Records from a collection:
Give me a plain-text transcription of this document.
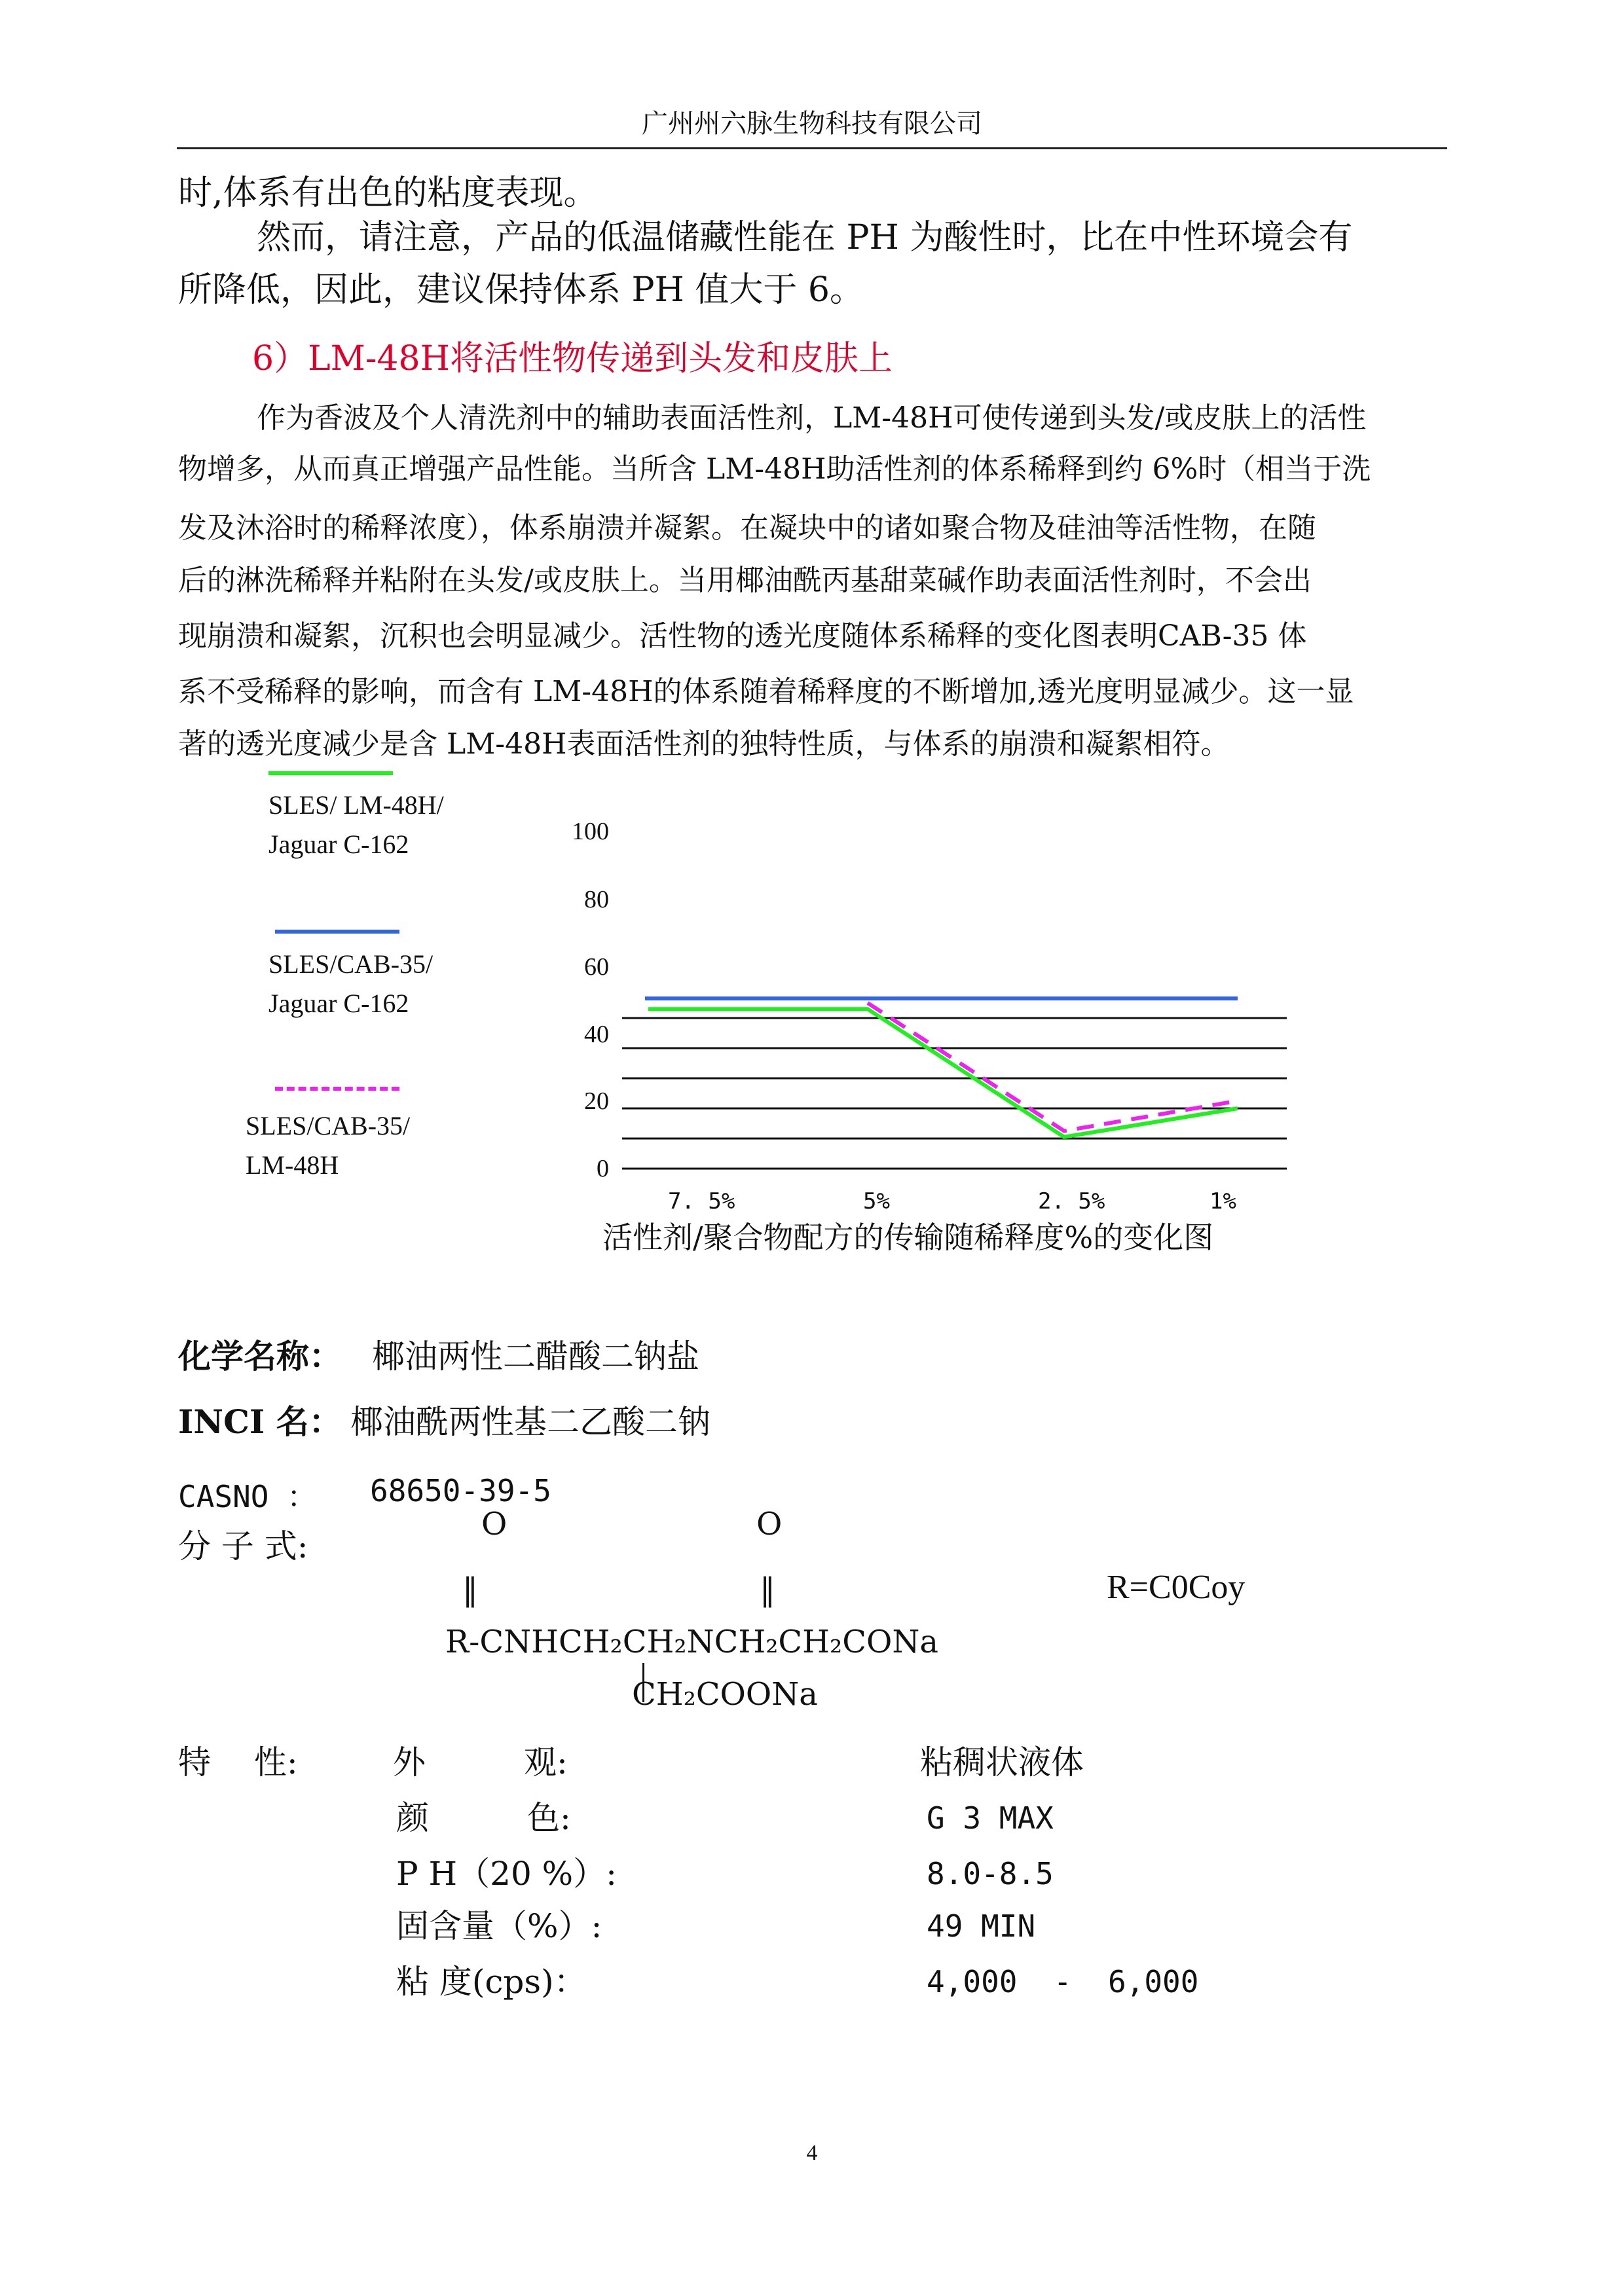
广州州六脉生物科技有限公司
时,体系有出色的粘度表现。
然而，请注意，产品的低温储藏性能在 PH 为酸性时，比在中性环境会有
所降低，因此，建议保持体系 PH 值大于 6。
6）LM-48H将活性物传递到头发和皮肤上
作为香波及个人清洗剂中的辅助表面活性剂，LM-48H可使传递到头发/或皮肤上的活性
物增多，从而真正增强产品性能。当所含 LM-48H助活性剂的体系稀释到约 6%时（相当于洗
发及沐浴时的稀释浓度），体系崩溃并凝絮。在凝块中的诸如聚合物及硅油等活性物，在随
后的淋洗稀释并粘附在头发/或皮肤上。当用椰油酰丙基甜菜碱作助表面活性剂时，不会出
现崩溃和凝絮，沉积也会明显减少。活性物的透光度随体系稀释的变化图表明CAB-35 体
系不受稀释的影响，而含有 LM-48H的体系随着稀释度的不断增加,透光度明显减少。这一显
著的透光度减少是含 LM-48H表面活性剂的独特性质，与体系的崩溃和凝絮相符。
SLES/ LM-48H/
Jaguar C-162
SLES/CAB-35/
Jaguar C-162
SLES/CAB-35/
LM-48H
100
80
60
40
20
0
7. 5%	5%	2. 5%	1%
活性剂/聚合物配方的传输随稀释度%的变化图
化学名称： 椰油两性二醋酸二钠盐
INCI 名： 椰油酰两性基二乙酸二钠
CASNO ： 68650-39-5
分 子 式:
O	O
‖	‖	R=C0Coy
R-CNHCH₂CH₂NCH₂CH₂CONa
CH₂COONa
特　 性:	外　　　观:	粘稠状液体
颜　　　色:	G 3 MAX
P H（20 %）:	8.0-8.5
固含量（%）:	49 MIN
粘 度(cps)：	4,000  -  6,000
4
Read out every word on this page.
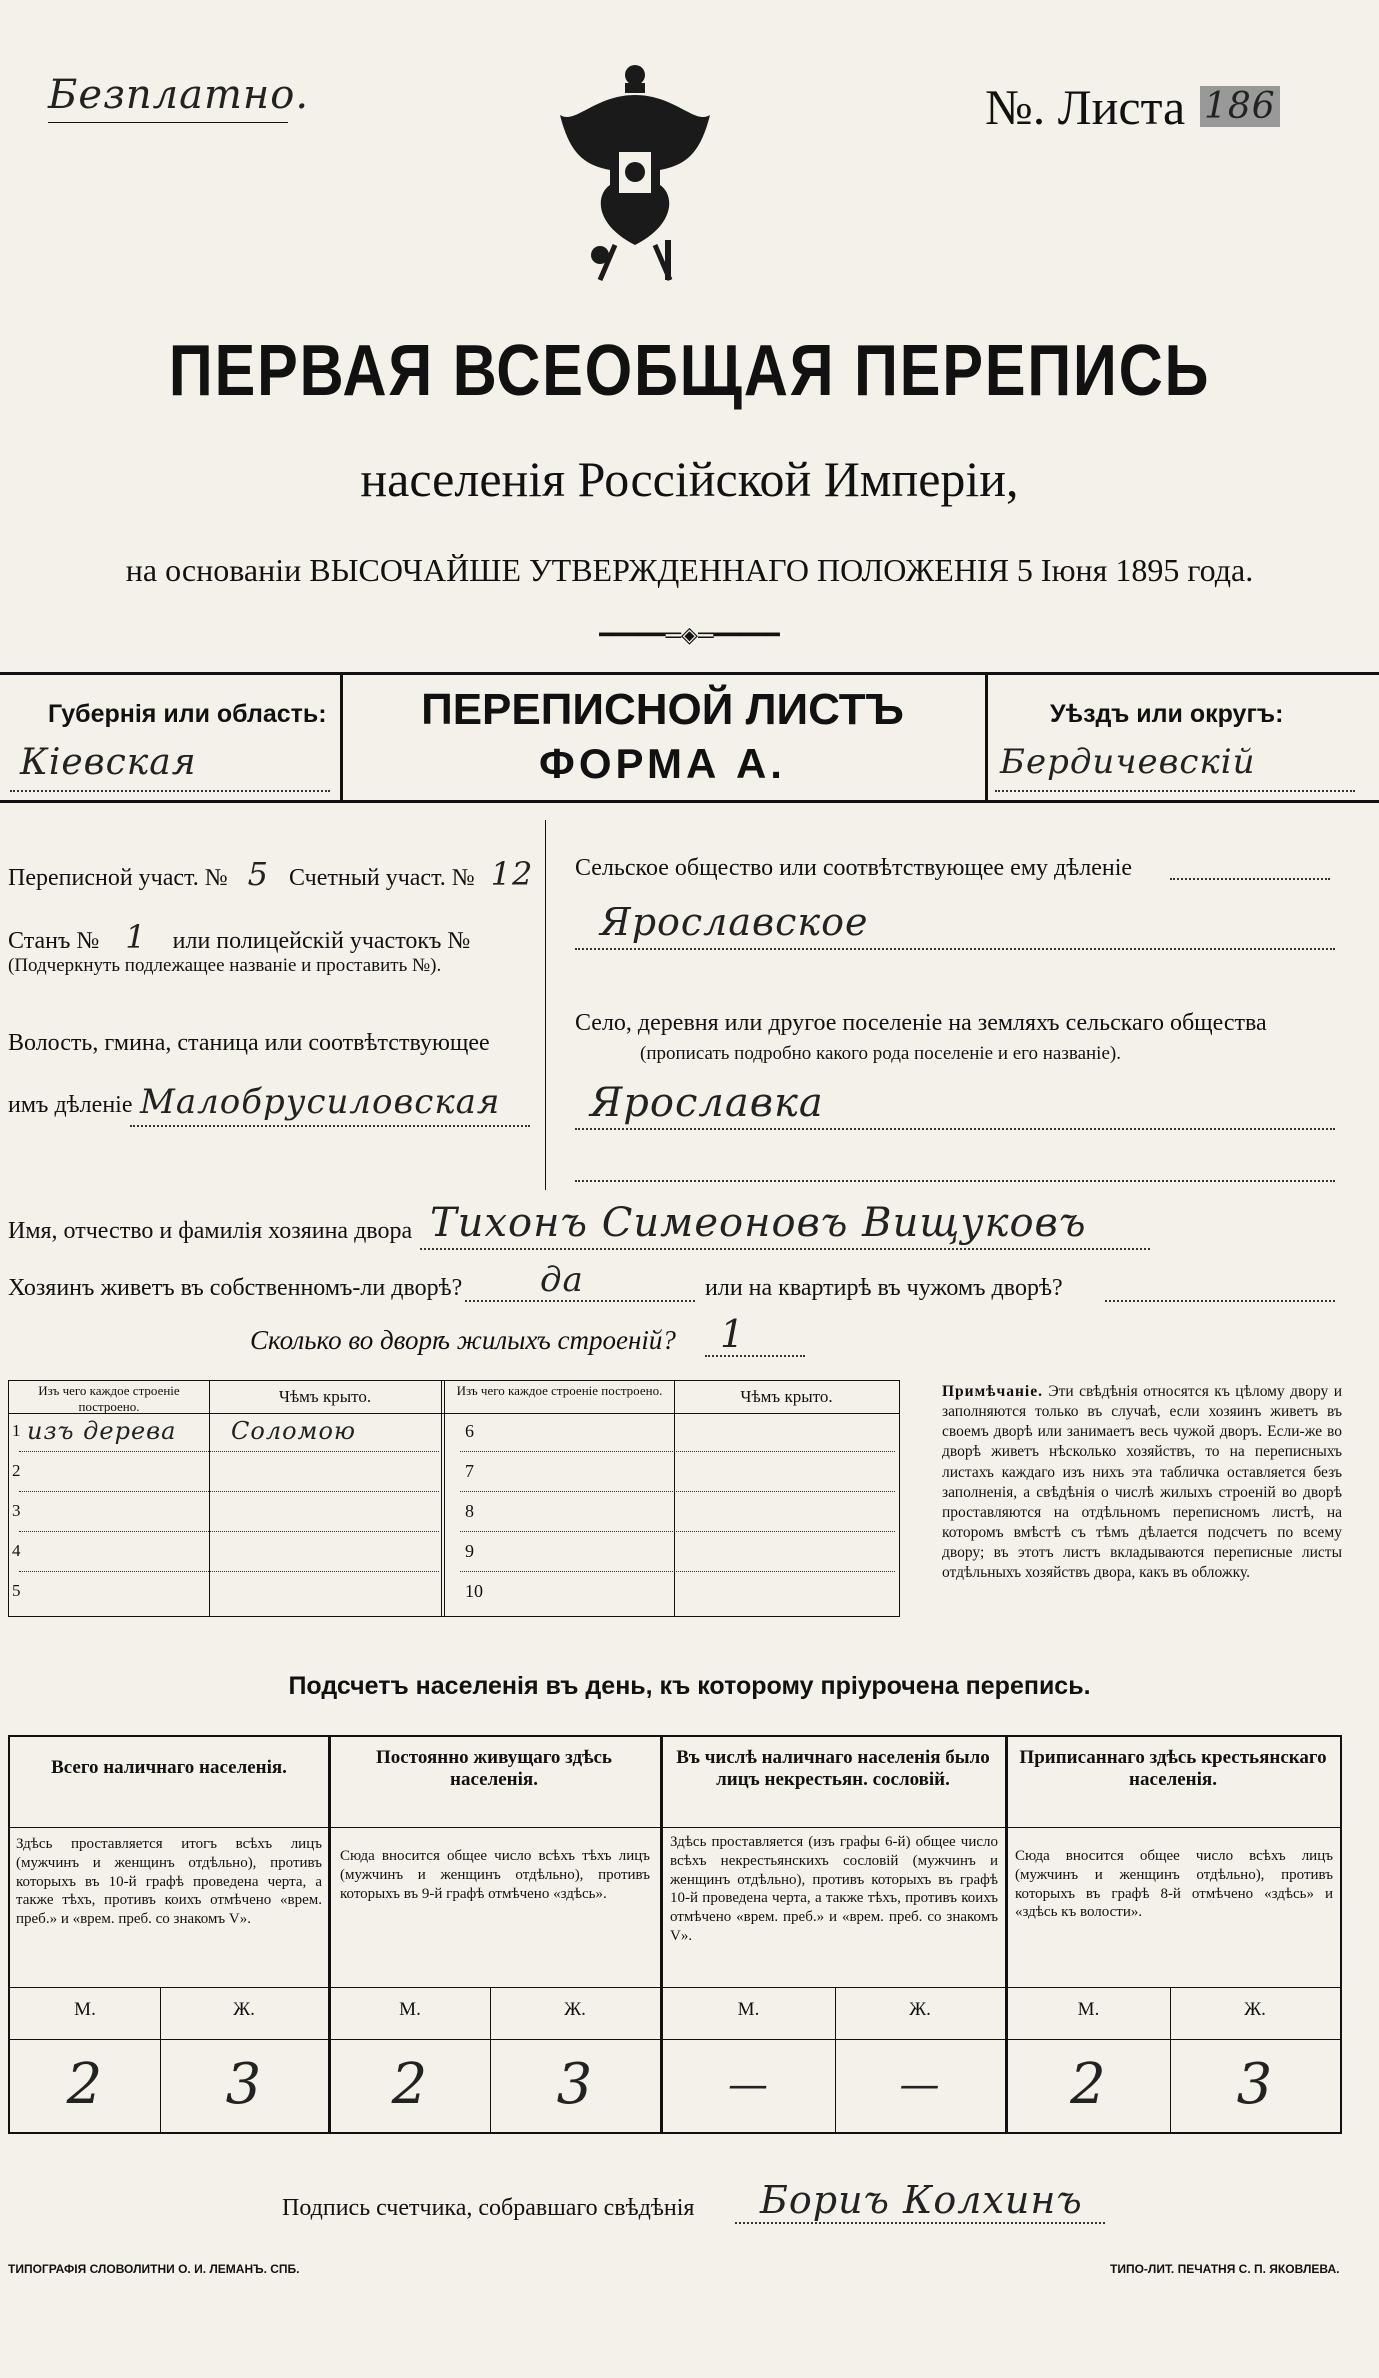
Безплатно.	№. Листа 186
ПЕРВАЯ ВСЕОБЩАЯ ПЕРЕПИСЬ
населенія Россійской Имперіи,
на основаніи ВЫСОЧАЙШЕ УТВЕРЖДЕННАГО ПОЛОЖЕНІЯ 5 Іюня 1895 года.
━━━━━═◈═━━━━━
Губернія или область:
Кіевская
ПЕРЕПИСНОЙ ЛИСТЪ
ФОРМА А.
Уѣздъ или округъ:
Бердичевскій
Переписной участ. № 5 Счетный участ. № 12
Станъ № 1 или полицейскій участокъ №
(Подчеркнуть подлежащее названіе и проставить №).
Волость, гмина, станица или соотвѣтствующее
имъ дѣленіе Малобрусиловская
Сельское общество или соотвѣтствующее ему дѣленіе
Ярославское
Село, деревня или другое поселеніе на земляхъ сельскаго общества
(прописать подробно какого рода поселеніе и его названіе).
Ярославка
Имя, отчество и фамилія хозяина двора Тихонъ Симеоновъ Вищуковъ
Хозяинъ живетъ въ собственномъ-ли дворѣ? да	или на квартирѣ въ чужомъ дворѣ?
Сколько во дворѣ жилыхъ строеній? 1
Изъ чего каждое строеніе построено.
Чѣмъ крыто.	Изъ чего каждое строеніе построено.	Чѣмъ крыто.
1 изъ дерева Соломою
2
3
4
5
6
7
8
9
10
Примѣчаніе. Эти свѣдѣнія относятся къ цѣлому двору и заполняются только въ случаѣ, если хозяинъ живетъ въ своемъ дворѣ или занимаетъ весь чужой дворъ. Если-же во дворѣ живетъ нѣсколько хозяйствъ, то на переписныхъ листахъ каждаго изъ нихъ эта табличка оставляется безъ заполненія, а свѣдѣнія о числѣ жилыхъ строеній во дворѣ проставляются на отдѣльномъ переписномъ листѣ, на которомъ вмѣстѣ съ тѣмъ дѣлается подсчетъ по всему двору; въ этотъ листъ вкладываются переписные листы отдѣльныхъ хозяйствъ двора, какъ въ обложку.
Подсчетъ населенія въ день, къ которому пріурочена перепись.
Всего наличнаго населенія.
Здѣсь проставляется итогъ всѣхъ лицъ (мужчинъ и женщинъ отдѣльно), противъ которыхъ въ 10-й графѣ проведена черта, а также тѣхъ, противъ коихъ отмѣчено «врем. преб.» и «врем. преб. со знакомъ V».
М.	Ж.
2	3
Постоянно живущаго здѣсь населенія.
Сюда вносится общее число всѣхъ тѣхъ лицъ (мужчинъ и женщинъ отдѣльно), противъ которыхъ въ 9-й графѣ отмѣчено «здѣсь».
М.	Ж.
2	3
Въ числѣ наличнаго населенія было лицъ некрестьян. сословій.
Здѣсь проставляется (изъ графы 6-й) общее число всѣхъ некрестьянскихъ сословій (мужчинъ и женщинъ отдѣльно), противъ которыхъ въ графѣ 10-й проведена черта, а также тѣхъ, противъ коихъ отмѣчено «врем. преб.» и «врем. преб. со знакомъ V».
М.	Ж.
—	—
Приписаннаго здѣсь крестьянскаго населенія.
Сюда вносится общее число всѣхъ лицъ (мужчинъ и женщинъ отдѣльно), противъ которыхъ въ графѣ 8-й отмѣчено «здѣсь» и «здѣсь къ волости».
М.	Ж.
2	3
Подпись счетчика, собравшаго свѣдѣнія Бориъ Колхинъ
ТИПОГРАФІЯ СЛОВОЛИТНИ О. И. ЛЕМАНЪ. СПБ.	ТИПО-ЛИТ. ПЕЧАТНЯ С. П. ЯКОВЛЕВА.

• [Instruction] Search the lines above for the string "также" and copy each line that has it.

• [Completed exercise]
Здѣсь проставляется итогъ всѣхъ лицъ (мужчинъ и женщинъ отдѣльно), противъ которыхъ въ 10-й графѣ проведена черта, а также тѣхъ, противъ коихъ отмѣчено «врем. преб.» и «врем. преб. со знакомъ V».
Здѣсь проставляется (изъ графы 6-й) общее число всѣхъ некрестьянскихъ сословій (мужчинъ и женщинъ отдѣльно), противъ которыхъ въ графѣ 10-й проведена черта, а также тѣхъ, противъ коихъ отмѣчено «врем. преб.» и «врем. преб. со знакомъ V».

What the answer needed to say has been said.